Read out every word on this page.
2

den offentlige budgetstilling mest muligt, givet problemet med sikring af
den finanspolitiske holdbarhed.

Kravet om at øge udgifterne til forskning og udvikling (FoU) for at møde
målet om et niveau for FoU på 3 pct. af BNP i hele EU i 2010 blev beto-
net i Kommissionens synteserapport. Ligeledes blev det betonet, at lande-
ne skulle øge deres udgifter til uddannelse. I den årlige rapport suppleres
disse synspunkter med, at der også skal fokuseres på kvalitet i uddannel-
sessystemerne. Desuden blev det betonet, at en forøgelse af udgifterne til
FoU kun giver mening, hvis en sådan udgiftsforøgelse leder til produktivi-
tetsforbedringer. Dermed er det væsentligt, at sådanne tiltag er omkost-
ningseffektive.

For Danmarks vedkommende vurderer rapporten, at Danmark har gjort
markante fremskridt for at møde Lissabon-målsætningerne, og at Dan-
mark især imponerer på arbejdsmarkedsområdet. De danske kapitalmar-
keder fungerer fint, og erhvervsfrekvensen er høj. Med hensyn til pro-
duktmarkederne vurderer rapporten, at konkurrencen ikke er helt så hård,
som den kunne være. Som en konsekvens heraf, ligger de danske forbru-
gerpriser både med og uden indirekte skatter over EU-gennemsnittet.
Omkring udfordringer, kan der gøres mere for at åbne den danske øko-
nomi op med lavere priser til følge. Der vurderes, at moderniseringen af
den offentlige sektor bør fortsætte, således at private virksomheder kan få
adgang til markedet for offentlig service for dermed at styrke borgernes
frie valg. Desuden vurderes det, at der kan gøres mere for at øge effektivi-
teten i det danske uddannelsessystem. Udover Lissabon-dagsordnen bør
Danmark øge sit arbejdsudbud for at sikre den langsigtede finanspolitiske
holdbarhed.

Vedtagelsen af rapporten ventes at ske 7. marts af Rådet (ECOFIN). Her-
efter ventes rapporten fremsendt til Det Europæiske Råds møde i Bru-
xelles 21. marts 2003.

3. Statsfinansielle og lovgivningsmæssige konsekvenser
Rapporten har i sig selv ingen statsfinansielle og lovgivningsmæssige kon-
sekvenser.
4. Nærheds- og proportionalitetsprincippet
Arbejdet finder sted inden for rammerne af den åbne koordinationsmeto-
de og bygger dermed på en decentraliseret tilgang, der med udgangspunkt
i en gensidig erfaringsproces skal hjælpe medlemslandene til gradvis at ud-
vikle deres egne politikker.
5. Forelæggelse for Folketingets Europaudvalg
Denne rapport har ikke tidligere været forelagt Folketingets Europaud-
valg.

**Stated problem**. Locate each line containing the string "møde" and show it.

**Task result**.
Kravet om at øge udgifterne til forskning og udvikling (FoU) for at møde
markante fremskridt for at møde Lissabon-målsætningerne, og at Dan-
efter ventes rapporten fremsendt til Det Europæiske Råds møde i Bru-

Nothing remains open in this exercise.